* Consegna *
Puoi trascrivere alla lettera il passo del brano sul film riportato qui sotto, a partire da "Metamediale fulcro del" e proseguendo fino a "sembrano; semi-citazione parafrasata)."?

Metamediale fulcro del giroscopico film, Patrick Fischler (già nello “Swimming with Shark” originale di George Huang e poi nel già citato “Mulholland Drive” di David Lynch, autore col quale tornerà a lavorare per “Twin Peaks - the Return”), al quale giringirano intorno Topher Grace e Jimmi Simpson (gli amici più o meno aimless), Riki Lindhome (l’amica - con benefici di letto - attrice), Jeremy Bobb (il demiurgo), David Yow (the Homeless King), Callie Hernandez (che morendo per mano di una traiettoria delilliana invera la copertina di PlayBoy sulla quale apparve), Don McManus (il poligamo sepolto vivo) e Wendy Vanden Heuvel (i gufi, i pappagalli e le donne-civetta non sono quello che sembrano; semi-citazione parafrasata). 

 


“È la cultura pop, non trovi? Vola via come un fazzoletto di carta: mi ci soffio il naso. Trovo un kleenex usato, lo riciclo, ed ecco la canzone del tuo matrimonio: eccola qui! I wanna know what love is… I want you to show me!” (va beh, sono i Foreigner, mica i King Crimson o i Nirvana! Ops…).

 

 

Fantasmi, vampiri, streghe, orchi, lupi mannari, Gesù: i computer, i device e Internet sono i nuovi gaimanian-perturbanti (american) gods.

 


“Ah! So che non dovrei dirlo, ma io, cazzo, odio i senzatetto. Tutti dicono che dobbiamo prendercene cura, ma sono solo dei maledetti prepotenti. Fantasmi. Non fanno altro che strisciare ai margini, nelle periferie, e guardano la gente mangiare cibo meraviglioso, bere birra, e innamorarsi. Loro non possono partecipare, e quindi sono invidiosi e ci perseguitano.” 

 


Anacoluto del giorno: la vita, non c’e modo di uscirne vivi, tanto vale starci bene.

* Materiale di studio *
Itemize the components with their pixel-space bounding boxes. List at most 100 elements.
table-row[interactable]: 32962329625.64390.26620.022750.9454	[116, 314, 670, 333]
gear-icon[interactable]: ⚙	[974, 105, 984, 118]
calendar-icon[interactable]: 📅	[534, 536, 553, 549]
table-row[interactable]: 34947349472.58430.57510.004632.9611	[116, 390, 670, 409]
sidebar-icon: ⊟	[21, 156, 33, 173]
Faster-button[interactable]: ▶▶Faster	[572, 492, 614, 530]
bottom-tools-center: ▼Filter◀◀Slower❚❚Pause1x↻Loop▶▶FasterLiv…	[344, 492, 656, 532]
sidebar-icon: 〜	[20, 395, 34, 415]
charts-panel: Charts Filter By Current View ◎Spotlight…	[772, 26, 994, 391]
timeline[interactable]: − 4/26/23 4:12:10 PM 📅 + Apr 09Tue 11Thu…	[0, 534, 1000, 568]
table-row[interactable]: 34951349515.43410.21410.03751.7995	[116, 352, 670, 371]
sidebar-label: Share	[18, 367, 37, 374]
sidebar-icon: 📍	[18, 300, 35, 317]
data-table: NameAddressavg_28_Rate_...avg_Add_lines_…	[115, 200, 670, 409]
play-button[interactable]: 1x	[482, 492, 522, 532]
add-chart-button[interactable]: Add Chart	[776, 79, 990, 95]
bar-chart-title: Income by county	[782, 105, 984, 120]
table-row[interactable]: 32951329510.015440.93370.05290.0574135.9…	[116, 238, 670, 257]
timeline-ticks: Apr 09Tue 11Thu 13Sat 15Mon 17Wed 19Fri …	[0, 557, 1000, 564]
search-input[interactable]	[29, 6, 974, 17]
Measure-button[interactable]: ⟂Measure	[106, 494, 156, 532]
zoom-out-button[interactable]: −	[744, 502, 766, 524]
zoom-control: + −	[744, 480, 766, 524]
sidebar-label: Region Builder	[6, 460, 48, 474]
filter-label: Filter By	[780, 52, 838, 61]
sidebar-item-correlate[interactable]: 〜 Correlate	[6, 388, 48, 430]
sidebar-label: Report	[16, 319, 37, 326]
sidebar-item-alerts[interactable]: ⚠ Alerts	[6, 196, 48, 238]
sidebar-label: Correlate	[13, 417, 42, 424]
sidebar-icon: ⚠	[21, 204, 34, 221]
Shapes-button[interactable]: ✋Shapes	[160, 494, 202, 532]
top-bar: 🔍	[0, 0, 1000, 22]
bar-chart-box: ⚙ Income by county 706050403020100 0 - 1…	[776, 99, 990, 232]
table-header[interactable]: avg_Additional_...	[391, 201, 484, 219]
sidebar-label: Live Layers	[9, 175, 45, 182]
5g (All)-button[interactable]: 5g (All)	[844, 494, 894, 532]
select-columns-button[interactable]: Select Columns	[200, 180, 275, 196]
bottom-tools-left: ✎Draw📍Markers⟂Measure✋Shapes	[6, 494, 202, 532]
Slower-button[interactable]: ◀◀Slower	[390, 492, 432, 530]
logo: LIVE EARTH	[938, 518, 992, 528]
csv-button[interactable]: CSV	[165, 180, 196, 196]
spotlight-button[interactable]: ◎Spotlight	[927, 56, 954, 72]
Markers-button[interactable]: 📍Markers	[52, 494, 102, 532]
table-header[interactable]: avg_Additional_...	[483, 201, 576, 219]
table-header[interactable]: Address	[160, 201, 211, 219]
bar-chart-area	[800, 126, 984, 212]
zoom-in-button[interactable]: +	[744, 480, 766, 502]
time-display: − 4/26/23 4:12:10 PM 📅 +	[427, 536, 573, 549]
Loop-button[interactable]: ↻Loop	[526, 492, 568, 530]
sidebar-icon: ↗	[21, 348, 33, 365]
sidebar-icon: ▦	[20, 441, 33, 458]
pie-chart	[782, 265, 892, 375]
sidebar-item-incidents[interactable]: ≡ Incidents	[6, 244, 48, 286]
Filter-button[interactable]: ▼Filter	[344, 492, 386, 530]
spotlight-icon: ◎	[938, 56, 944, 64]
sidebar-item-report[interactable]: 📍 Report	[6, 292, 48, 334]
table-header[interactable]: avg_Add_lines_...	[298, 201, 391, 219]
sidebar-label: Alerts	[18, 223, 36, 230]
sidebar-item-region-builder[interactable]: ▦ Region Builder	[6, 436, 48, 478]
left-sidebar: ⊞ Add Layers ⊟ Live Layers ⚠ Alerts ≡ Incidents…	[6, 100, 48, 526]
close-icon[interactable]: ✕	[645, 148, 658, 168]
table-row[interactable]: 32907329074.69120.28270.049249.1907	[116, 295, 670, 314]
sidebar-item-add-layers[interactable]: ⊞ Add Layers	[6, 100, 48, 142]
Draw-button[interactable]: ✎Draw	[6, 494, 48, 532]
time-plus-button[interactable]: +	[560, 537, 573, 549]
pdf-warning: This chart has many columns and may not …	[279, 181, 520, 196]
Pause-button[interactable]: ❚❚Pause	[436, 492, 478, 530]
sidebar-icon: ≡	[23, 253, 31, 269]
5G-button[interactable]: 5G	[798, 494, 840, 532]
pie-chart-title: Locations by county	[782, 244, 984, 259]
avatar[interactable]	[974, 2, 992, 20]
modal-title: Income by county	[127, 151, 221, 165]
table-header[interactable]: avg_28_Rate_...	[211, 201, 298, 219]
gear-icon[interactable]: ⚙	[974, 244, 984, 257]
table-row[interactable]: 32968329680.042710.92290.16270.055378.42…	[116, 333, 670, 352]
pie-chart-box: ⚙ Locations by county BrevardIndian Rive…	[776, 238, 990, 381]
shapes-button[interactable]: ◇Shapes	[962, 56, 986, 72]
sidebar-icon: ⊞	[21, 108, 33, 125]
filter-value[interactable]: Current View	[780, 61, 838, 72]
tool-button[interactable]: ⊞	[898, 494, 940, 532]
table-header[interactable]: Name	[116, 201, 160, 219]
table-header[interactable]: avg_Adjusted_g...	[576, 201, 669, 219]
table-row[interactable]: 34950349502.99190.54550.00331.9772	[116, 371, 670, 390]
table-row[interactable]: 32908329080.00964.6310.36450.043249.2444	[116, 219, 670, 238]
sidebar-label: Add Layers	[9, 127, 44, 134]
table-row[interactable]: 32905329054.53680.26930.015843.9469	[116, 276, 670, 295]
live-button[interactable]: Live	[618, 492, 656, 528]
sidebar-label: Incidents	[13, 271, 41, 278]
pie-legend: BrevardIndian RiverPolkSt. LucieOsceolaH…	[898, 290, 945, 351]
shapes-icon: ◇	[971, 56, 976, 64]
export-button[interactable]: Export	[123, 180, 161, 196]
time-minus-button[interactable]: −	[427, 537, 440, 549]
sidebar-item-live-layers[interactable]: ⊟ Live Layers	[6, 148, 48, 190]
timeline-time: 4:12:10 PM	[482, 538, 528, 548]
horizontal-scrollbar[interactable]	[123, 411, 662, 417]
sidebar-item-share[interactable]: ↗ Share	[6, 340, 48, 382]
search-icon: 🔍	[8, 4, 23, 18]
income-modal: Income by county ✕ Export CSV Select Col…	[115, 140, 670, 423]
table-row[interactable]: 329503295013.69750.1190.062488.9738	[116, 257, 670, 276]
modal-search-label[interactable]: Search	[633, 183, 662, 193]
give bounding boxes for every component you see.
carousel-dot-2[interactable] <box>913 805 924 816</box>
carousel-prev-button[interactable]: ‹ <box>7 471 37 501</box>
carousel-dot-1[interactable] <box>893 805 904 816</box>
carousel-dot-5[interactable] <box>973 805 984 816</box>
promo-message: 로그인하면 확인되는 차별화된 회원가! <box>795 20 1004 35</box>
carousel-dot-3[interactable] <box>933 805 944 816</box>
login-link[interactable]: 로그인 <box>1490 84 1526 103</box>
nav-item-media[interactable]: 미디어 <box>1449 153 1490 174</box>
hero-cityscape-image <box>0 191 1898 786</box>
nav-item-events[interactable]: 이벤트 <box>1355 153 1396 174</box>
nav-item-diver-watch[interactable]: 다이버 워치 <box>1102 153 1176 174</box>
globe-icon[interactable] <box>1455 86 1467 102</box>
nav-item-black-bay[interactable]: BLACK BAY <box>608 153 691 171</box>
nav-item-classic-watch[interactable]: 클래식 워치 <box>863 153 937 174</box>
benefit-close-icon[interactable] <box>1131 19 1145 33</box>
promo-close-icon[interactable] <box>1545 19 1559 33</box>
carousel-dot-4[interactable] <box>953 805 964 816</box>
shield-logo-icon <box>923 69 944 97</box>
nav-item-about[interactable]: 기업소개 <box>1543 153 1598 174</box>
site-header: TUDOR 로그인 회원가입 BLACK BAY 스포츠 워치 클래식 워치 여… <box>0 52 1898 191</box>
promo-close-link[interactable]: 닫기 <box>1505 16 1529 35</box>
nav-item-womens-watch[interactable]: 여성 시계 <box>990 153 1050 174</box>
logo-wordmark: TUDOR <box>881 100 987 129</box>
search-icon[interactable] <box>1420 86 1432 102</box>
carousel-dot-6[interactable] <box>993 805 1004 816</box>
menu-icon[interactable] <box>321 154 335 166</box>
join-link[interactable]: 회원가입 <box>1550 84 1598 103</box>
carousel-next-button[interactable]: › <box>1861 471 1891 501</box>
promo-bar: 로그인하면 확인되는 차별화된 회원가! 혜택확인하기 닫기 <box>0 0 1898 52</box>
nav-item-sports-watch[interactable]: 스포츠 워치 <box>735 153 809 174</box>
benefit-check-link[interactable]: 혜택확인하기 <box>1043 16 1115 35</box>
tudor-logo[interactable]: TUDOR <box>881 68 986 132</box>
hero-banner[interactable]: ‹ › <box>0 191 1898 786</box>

* Soluzione *
Metamediale fulcro del giroscopico film, Patrick Fischler (già nello “Swimming with Shark” originale di George Huang e poi nel già citato “Mulholland Drive” di David Lynch, autore col quale tornerà a lavorare per “Twin Peaks - the Return”), al quale giringirano intorno Topher Grace e Jimmi Simpson (gli amici più o meno aimless), Riki Lindhome (l’amica - con benefici di letto - attrice), Jeremy Bobb (il demiurgo), David Yow (the Homeless King), Callie Hernandez (che morendo per mano di una traiettoria delilliana invera la copertina di PlayBoy sulla quale apparve), Don McManus (il poligamo sepolto vivo) e Wendy Vanden Heuvel (i gufi, i pappagalli e le donne-civetta non sono quello che sembrano; semi-citazione parafrasata).